Exercise ▸ In the listing below, identify each line with the word "Angle" and return those lines.

## START Material for this task

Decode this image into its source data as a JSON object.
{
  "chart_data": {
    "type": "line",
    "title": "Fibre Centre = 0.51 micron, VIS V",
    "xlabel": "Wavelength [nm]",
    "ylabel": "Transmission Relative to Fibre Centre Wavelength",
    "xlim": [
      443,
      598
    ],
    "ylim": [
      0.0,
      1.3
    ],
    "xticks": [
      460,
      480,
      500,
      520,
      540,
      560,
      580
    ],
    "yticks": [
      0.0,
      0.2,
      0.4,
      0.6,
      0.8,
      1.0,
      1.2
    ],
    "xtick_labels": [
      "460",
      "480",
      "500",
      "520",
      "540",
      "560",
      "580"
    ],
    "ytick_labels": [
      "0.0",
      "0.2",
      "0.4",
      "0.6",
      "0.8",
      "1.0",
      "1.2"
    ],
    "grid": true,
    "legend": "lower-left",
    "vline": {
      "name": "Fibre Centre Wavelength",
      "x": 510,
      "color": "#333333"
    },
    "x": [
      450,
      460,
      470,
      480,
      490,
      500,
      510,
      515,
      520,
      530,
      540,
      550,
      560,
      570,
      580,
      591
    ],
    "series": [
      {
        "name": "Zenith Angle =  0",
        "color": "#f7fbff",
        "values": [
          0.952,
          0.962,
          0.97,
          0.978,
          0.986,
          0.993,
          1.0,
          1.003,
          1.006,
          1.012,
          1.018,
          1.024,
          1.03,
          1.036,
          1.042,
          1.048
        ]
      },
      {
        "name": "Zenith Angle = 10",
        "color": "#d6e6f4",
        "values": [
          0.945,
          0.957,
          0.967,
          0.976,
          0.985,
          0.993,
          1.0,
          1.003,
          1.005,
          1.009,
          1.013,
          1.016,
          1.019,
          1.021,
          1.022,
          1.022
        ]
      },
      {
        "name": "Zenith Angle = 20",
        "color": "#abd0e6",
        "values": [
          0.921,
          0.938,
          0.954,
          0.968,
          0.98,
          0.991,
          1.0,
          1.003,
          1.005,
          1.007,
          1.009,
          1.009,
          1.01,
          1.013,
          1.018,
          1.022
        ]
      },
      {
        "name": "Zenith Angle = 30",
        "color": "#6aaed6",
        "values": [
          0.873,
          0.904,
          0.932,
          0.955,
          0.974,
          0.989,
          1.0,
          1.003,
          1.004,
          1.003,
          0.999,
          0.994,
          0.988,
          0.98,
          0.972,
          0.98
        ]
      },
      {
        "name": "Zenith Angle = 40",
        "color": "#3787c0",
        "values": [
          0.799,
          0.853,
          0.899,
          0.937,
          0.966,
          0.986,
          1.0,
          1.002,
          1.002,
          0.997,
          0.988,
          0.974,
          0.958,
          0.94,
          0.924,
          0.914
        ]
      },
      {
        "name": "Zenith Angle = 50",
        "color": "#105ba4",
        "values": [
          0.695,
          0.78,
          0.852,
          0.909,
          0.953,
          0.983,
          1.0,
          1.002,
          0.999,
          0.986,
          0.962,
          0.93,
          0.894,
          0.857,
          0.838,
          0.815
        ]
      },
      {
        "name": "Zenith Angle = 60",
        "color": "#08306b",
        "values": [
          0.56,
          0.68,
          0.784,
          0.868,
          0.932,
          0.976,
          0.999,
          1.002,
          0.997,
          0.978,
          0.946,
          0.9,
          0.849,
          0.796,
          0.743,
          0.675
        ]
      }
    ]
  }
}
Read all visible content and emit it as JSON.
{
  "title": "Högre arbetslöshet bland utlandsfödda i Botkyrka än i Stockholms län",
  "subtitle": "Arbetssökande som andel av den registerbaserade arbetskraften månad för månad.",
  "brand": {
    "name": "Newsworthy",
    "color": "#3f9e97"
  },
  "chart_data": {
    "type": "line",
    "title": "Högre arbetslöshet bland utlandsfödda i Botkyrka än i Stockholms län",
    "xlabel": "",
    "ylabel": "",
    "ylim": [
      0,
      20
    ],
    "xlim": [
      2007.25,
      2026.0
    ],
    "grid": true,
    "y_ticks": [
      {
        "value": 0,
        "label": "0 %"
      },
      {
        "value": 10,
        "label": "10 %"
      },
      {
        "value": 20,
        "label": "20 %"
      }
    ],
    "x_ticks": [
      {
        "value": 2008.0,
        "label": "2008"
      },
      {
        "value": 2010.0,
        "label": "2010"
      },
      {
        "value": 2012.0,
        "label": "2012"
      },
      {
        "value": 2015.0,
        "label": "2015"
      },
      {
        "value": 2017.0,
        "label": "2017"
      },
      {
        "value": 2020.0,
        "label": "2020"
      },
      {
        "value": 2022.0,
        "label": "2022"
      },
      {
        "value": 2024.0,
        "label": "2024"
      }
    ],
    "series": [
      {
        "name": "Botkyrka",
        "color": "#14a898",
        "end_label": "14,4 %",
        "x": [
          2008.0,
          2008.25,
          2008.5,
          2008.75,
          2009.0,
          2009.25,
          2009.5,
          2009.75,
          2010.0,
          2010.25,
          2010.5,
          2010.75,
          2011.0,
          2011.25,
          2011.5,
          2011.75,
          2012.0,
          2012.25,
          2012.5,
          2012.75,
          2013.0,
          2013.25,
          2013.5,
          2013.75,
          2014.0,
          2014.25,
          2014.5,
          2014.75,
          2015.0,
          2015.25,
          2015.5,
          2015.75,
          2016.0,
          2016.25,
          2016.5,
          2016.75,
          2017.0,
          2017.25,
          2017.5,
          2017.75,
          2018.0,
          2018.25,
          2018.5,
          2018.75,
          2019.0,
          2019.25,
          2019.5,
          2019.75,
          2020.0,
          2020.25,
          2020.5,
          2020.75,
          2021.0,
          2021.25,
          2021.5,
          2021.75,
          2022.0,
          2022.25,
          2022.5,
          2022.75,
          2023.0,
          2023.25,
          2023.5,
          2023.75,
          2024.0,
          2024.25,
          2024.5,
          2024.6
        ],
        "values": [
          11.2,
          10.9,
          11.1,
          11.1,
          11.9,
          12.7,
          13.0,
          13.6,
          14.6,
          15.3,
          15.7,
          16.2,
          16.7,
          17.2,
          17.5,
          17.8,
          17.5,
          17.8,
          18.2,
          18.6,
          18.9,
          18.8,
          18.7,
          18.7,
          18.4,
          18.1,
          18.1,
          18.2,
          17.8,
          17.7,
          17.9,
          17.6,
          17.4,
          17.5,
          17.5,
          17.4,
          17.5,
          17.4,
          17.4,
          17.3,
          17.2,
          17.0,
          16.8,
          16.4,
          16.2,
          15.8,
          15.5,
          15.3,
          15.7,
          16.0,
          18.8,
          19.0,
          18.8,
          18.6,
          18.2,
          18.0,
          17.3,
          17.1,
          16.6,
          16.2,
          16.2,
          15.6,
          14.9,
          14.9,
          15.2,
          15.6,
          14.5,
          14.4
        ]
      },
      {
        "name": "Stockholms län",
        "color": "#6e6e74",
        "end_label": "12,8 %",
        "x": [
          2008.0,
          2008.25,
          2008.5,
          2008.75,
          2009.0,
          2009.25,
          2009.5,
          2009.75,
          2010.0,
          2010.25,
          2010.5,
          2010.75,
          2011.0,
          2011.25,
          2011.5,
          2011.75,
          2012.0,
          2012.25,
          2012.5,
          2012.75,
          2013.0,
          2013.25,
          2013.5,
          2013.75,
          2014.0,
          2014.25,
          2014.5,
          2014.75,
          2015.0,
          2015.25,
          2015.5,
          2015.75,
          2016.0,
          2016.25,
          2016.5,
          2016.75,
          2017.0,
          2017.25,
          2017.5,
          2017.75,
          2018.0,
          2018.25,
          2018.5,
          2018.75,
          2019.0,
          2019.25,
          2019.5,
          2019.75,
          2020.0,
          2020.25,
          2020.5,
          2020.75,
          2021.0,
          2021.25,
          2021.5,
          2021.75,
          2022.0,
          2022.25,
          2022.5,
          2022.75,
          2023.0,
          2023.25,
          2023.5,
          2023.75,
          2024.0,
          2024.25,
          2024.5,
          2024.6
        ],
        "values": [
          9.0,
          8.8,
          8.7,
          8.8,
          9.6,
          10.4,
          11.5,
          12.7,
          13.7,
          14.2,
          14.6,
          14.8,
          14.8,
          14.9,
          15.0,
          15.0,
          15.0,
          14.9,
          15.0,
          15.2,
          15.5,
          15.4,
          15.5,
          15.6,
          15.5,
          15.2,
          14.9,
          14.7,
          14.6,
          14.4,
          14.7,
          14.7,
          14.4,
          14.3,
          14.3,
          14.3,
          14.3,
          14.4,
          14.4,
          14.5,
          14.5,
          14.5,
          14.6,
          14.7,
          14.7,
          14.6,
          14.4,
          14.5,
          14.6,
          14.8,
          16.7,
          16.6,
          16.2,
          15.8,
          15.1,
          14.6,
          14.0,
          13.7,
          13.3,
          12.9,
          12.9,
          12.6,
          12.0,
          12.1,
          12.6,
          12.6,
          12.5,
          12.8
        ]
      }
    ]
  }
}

## END Material for this task

Final result ▸
        "name": "Zenith Angle =  0",
        "name": "Zenith Angle = 10",
        "name": "Zenith Angle = 20",
        "name": "Zenith Angle = 30",
        "name": "Zenith Angle = 40",
        "name": "Zenith Angle = 50",
        "name": "Zenith Angle = 60",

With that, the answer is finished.